(Dataset entries)
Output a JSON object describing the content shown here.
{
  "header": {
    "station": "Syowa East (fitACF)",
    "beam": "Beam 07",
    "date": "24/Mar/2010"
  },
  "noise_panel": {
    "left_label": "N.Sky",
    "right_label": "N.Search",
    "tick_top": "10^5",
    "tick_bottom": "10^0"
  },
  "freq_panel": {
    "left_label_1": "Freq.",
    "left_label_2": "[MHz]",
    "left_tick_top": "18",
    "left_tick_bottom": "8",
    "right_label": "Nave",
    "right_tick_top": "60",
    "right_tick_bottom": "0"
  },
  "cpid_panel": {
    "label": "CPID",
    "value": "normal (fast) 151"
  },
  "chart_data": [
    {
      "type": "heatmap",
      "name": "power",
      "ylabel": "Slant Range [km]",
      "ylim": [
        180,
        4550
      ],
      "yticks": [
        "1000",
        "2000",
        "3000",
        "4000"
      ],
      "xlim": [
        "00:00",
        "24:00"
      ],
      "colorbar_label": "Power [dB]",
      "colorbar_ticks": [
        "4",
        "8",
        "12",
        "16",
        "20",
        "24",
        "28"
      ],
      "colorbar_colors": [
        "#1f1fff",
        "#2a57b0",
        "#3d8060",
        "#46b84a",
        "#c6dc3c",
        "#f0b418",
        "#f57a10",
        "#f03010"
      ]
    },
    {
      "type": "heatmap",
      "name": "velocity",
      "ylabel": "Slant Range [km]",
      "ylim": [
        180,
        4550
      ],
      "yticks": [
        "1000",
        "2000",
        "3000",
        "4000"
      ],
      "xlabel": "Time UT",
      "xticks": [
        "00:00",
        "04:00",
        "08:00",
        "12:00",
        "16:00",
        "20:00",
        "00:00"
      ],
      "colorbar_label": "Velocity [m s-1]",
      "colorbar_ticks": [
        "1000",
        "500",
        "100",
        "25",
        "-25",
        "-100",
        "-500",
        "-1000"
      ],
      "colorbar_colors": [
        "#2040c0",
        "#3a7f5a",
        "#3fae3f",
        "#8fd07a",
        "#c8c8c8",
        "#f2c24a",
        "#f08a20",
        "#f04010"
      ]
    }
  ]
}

### WHAT YOU NEED TO DO
Return the material exactly as it stands.

### RESPONSE
Output a JSON object describing the content shown here.
{
  "header": {
    "station": "Syowa East (fitACF)",
    "beam": "Beam 07",
    "date": "24/Mar/2010"
  },
  "noise_panel": {
    "left_label": "N.Sky",
    "right_label": "N.Search",
    "tick_top": "10^5",
    "tick_bottom": "10^0"
  },
  "freq_panel": {
    "left_label_1": "Freq.",
    "left_label_2": "[MHz]",
    "left_tick_top": "18",
    "left_tick_bottom": "8",
    "right_label": "Nave",
    "right_tick_top": "60",
    "right_tick_bottom": "0"
  },
  "cpid_panel": {
    "label": "CPID",
    "value": "normal (fast) 151"
  },
  "chart_data": [
    {
      "type": "heatmap",
      "name": "power",
      "ylabel": "Slant Range [km]",
      "ylim": [
        180,
        4550
      ],
      "yticks": [
        "1000",
        "2000",
        "3000",
        "4000"
      ],
      "xlim": [
        "00:00",
        "24:00"
      ],
      "colorbar_label": "Power [dB]",
      "colorbar_ticks": [
        "4",
        "8",
        "12",
        "16",
        "20",
        "24",
        "28"
      ],
      "colorbar_colors": [
        "#1f1fff",
        "#2a57b0",
        "#3d8060",
        "#46b84a",
        "#c6dc3c",
        "#f0b418",
        "#f57a10",
        "#f03010"
      ]
    },
    {
      "type": "heatmap",
      "name": "velocity",
      "ylabel": "Slant Range [km]",
      "ylim": [
        180,
        4550
      ],
      "yticks": [
        "1000",
        "2000",
        "3000",
        "4000"
      ],
      "xlabel": "Time UT",
      "xticks": [
        "00:00",
        "04:00",
        "08:00",
        "12:00",
        "16:00",
        "20:00",
        "00:00"
      ],
      "colorbar_label": "Velocity [m s-1]",
      "colorbar_ticks": [
        "1000",
        "500",
        "100",
        "25",
        "-25",
        "-100",
        "-500",
        "-1000"
      ],
      "colorbar_colors": [
        "#2040c0",
        "#3a7f5a",
        "#3fae3f",
        "#8fd07a",
        "#c8c8c8",
        "#f2c24a",
        "#f08a20",
        "#f04010"
      ]
    }
  ]
}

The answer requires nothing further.